_Passage for review_:
------------------------------------------------
  • Twoin18Twoin18 Registered User Posts: 865 Member
    edited February 14
    You don't do research as an undergrad. You are there to learn and take *very* challenging final exams which account for most if not all of your grade. The course syllabus is published (easy to find online - read it!) and that's what you do. If you have extra time you study more for the exams (you would certainly have work/reading to catch-up on in the Christmas and Easter vacations). UK students get into grad school by getting a top first in their finals.

    UK students typically don't do internships etc. As an undergrad I worked in a factory over the summer, my wife led coach tours for seniors around Europe. That paid for our inter-railing trips. We both got PhD places (at Cambridge) just fine, because we got decent firsts. Last summer my nephew worked in McDonalds. A few with connections get better jobs, but I never heard of anyone working at the university over the summer (the rooms are rented out for conferences and American summer programs anyway!).

    In summary, it's an exam based system. So you succeed by being very good at exams.
  • collegemom3717collegemom3717 Registered User Posts: 5,651 Senior Member
    edited February 14
    Although this is still the majority of undergrads in the UK, it is changing @Twoin18. Students looking for law / consultant / finance jobs typically do (paid) 8 week summer internships at the big-name London firms; at the end of the summer they often get the promise of a job when they finish their degree. The process for getting these jobs is pretty formalized: application, online testing, and a day of onsite interviews and situational exercises (I suppose that some do get in just with connections, but that's the path of the students that I know take/took, and seems to be the primary access route).

    Also, I know a small but non-negligible number of science students (physics & biochem in particular) who are doing/have done summer research at their university (which can lead to an unofficial PhD offer before they start final year) and in some cases at research institutes (Crick takes a number every summer, for example). I should add, though, that those students all had high firsts in their mods / first year exams)
  • PurpleTitanPurpleTitan Registered User Posts: 11,755 Senior Member
    Research positions for undergrads (especially during the school year) is still more prevalent in the US than in the UK, however. My understanding is that this is why many Europeans get a Master's before entering an American PhD program.
  • collegemom3717collegemom3717 Registered User Posts: 5,651 Senior Member
    Yes, and good point @PurpleTitan
  • Twoin18Twoin18 Registered User Posts: 865 Member
    Interesting to hear. Not surprising top firms want to lock down Oxbridge students. And exploiting contacts is a very uncomfortable experience for most Brits (I still find it hard). But not so many of the top firms looking at Exeter for my nephew it seems...
------------------------------------------------
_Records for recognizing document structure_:
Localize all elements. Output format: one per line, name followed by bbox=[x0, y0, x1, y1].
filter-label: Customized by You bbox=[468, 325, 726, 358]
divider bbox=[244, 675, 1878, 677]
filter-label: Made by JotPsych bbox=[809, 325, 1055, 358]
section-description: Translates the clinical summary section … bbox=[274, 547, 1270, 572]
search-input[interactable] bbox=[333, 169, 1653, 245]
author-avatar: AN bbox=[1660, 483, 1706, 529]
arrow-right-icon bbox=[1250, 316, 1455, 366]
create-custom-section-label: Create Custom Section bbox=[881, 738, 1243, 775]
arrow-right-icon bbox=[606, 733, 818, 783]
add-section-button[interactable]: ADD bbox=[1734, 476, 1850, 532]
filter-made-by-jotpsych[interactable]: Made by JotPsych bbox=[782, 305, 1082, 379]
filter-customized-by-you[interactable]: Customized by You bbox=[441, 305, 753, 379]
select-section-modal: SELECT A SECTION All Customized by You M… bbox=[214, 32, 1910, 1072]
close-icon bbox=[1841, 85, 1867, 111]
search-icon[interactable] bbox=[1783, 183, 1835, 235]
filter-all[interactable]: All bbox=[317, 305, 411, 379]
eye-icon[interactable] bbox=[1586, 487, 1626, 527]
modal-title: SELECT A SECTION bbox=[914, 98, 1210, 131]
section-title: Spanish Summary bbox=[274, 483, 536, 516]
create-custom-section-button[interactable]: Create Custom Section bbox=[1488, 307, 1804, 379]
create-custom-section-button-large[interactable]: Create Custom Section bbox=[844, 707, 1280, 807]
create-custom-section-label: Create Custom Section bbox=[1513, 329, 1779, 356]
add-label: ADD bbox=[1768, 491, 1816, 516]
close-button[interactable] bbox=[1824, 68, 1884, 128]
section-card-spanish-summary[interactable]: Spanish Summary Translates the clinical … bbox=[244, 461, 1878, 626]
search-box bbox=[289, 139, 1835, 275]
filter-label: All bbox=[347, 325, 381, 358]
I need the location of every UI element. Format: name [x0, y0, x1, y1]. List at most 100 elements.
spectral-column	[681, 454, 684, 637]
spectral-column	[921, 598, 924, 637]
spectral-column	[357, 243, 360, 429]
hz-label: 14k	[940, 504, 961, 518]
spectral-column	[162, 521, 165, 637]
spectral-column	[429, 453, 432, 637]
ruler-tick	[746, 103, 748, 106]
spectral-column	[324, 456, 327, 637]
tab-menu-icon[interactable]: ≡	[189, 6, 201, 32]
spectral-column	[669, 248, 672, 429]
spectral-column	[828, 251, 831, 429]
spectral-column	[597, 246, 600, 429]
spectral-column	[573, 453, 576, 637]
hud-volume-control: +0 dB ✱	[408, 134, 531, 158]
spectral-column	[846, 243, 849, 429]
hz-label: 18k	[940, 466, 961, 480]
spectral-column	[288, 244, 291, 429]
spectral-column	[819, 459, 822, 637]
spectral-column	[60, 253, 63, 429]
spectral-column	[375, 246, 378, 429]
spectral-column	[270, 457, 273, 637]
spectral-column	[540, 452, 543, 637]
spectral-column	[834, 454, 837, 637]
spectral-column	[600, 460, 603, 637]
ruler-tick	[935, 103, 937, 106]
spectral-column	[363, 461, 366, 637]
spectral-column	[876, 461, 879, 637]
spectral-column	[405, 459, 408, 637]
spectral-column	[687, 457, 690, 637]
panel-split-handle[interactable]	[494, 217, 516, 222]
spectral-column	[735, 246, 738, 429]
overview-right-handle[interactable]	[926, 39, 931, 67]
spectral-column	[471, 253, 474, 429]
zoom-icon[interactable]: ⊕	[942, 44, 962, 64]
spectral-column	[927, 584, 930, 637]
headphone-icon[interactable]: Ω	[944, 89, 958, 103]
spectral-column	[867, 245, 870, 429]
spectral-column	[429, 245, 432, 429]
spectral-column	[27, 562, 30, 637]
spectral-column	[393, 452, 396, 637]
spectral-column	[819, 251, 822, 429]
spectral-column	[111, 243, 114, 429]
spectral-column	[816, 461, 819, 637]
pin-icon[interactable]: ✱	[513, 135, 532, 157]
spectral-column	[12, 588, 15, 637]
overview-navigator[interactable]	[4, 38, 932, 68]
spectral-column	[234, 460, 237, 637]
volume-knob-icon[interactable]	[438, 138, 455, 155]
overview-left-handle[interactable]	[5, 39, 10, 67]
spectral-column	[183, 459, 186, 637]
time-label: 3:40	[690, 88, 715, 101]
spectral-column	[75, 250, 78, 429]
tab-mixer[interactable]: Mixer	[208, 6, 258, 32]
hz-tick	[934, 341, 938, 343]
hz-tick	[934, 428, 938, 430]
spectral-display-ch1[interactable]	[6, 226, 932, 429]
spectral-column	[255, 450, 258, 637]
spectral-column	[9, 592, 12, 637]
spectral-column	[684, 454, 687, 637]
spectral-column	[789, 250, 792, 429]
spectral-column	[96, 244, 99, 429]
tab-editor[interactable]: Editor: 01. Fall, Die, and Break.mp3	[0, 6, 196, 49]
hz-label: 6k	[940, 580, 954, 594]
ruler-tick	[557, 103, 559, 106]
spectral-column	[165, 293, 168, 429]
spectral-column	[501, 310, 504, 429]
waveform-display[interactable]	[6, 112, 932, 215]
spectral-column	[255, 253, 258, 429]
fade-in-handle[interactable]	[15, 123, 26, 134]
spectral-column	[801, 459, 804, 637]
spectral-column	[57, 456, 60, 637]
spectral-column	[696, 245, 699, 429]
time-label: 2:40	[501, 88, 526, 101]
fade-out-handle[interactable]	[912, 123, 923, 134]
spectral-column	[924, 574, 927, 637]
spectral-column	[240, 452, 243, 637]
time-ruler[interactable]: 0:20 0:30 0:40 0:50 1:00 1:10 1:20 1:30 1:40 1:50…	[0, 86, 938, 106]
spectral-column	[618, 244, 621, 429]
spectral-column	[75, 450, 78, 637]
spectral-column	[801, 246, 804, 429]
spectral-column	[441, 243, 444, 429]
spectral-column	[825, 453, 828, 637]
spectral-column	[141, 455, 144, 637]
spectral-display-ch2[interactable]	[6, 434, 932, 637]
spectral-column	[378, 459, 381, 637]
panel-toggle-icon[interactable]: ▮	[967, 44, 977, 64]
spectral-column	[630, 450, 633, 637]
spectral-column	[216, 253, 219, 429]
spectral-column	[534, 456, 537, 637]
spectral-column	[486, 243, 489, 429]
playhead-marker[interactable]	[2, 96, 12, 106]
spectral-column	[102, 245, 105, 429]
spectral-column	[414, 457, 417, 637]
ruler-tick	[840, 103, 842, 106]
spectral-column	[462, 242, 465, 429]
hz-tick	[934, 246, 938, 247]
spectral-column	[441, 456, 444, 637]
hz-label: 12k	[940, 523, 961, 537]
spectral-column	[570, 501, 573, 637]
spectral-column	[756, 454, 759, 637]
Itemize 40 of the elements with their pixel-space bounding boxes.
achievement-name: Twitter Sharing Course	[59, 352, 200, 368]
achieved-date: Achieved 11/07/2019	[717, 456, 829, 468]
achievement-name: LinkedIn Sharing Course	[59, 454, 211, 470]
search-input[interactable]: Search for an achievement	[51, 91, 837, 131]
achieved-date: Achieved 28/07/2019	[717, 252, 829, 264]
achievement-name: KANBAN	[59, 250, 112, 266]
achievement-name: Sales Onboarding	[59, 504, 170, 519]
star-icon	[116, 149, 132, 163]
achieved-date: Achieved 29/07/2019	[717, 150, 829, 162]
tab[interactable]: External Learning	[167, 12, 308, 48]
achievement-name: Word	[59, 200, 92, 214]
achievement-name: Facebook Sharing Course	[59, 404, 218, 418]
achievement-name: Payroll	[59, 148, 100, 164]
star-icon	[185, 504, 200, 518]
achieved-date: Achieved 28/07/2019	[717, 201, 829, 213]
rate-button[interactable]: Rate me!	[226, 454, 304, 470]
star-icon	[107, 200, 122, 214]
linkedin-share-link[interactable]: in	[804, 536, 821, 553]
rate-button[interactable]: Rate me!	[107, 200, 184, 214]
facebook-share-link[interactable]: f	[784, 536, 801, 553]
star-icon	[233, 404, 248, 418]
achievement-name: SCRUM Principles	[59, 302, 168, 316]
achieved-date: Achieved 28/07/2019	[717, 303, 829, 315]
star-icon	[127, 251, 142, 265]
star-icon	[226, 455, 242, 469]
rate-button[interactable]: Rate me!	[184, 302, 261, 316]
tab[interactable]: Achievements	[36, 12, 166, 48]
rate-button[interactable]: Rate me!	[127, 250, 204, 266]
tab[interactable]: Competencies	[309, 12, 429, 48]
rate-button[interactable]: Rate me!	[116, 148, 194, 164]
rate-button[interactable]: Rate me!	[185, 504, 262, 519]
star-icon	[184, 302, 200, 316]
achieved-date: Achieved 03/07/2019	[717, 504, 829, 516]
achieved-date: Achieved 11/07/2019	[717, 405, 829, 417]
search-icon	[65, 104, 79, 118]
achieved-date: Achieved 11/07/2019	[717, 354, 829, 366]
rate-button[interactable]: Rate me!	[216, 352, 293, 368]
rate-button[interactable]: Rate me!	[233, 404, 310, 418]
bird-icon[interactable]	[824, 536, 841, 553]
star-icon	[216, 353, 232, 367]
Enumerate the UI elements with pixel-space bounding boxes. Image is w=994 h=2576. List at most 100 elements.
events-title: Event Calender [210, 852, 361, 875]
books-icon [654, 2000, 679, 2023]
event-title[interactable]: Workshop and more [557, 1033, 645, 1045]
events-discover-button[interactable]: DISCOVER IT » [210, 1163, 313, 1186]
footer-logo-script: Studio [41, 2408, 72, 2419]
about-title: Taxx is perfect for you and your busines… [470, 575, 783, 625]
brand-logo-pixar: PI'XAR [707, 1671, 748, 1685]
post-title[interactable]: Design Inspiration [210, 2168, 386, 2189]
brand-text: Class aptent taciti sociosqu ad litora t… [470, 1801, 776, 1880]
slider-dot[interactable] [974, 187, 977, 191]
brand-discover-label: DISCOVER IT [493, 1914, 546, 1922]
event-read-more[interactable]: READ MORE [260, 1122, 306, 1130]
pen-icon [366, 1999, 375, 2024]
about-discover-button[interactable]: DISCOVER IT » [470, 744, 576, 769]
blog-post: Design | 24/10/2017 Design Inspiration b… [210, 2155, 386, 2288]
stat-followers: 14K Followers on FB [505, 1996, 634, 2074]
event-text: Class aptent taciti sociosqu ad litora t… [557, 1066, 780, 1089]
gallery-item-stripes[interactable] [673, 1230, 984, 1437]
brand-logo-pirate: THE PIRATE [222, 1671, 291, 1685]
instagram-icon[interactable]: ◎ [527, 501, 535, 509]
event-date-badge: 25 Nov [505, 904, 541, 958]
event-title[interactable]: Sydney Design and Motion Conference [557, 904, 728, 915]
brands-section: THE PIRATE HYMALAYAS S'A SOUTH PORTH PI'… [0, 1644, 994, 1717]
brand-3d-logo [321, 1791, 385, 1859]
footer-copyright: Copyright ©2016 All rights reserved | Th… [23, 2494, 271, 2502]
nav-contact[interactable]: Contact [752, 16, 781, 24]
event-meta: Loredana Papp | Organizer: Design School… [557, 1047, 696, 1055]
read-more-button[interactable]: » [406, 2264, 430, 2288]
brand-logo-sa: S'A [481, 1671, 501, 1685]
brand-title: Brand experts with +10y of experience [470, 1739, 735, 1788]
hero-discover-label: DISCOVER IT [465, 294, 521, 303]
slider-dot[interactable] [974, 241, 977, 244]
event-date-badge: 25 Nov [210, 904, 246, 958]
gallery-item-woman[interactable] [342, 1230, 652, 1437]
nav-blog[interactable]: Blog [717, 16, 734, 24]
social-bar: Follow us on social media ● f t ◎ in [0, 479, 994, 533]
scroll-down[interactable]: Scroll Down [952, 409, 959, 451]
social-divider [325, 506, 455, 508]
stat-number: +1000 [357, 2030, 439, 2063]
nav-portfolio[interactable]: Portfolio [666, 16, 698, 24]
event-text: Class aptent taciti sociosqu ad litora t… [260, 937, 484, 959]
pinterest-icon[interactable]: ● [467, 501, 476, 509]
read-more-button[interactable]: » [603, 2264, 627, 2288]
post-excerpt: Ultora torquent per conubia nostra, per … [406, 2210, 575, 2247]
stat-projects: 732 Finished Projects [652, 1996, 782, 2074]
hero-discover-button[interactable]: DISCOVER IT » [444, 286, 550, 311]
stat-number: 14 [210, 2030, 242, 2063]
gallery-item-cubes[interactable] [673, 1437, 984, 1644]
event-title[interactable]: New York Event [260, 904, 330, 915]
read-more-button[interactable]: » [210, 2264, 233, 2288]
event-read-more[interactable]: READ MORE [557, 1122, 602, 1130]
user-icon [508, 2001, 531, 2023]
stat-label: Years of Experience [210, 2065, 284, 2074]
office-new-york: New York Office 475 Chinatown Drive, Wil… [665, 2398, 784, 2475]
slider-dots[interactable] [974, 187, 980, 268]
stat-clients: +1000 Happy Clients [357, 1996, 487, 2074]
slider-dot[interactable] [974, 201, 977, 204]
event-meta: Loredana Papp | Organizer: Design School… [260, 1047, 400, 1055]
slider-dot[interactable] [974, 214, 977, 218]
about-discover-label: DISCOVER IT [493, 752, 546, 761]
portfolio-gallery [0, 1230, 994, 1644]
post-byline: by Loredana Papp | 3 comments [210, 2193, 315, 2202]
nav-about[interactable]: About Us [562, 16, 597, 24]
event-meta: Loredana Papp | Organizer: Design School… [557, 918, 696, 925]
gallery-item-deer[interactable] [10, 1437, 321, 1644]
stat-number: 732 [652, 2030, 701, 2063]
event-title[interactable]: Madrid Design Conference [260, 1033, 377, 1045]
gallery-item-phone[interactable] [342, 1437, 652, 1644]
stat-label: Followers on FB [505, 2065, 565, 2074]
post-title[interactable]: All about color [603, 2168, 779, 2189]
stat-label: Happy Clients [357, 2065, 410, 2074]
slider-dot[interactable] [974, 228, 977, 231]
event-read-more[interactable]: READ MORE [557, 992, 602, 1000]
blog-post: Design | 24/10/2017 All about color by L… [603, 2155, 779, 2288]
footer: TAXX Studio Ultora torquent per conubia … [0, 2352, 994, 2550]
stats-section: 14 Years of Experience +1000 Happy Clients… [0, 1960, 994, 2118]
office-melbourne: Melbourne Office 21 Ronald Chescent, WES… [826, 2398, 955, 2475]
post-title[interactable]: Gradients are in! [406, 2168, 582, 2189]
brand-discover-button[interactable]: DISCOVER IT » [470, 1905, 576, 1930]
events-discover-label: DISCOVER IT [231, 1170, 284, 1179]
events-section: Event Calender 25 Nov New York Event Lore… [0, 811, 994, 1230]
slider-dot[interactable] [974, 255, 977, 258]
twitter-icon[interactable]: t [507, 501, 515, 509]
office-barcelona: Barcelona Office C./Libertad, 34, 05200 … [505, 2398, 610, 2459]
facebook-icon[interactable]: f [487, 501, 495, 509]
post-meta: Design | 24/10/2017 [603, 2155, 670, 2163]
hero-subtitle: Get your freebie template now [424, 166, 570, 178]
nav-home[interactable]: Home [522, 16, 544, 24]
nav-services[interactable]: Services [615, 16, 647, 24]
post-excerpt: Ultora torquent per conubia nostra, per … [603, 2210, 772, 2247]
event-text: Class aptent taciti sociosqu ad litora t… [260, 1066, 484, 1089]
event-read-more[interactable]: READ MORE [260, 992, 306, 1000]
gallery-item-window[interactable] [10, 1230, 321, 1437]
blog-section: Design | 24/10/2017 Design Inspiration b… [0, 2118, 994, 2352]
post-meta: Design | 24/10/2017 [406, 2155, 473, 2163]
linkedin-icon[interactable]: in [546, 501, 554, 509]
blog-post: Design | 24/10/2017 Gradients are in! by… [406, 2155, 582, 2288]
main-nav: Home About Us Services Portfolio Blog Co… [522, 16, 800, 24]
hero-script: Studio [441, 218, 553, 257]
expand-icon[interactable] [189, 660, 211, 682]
------------------------------------------------
_Exercise prompt_:
Answer these questions about the forum thread on UK undergraduates, one answer per line.
1. According to the first post, how do UK students get into grad school?
2. How long are the paid summer internships at the big-name London firms?
3. Which research institute is given as an example of one that takes a number of students every summer?
The records have no role in this exercise.

_Task answer_:
1. By getting a top first in their finals.
2. Eight weeks.
3. The Crick.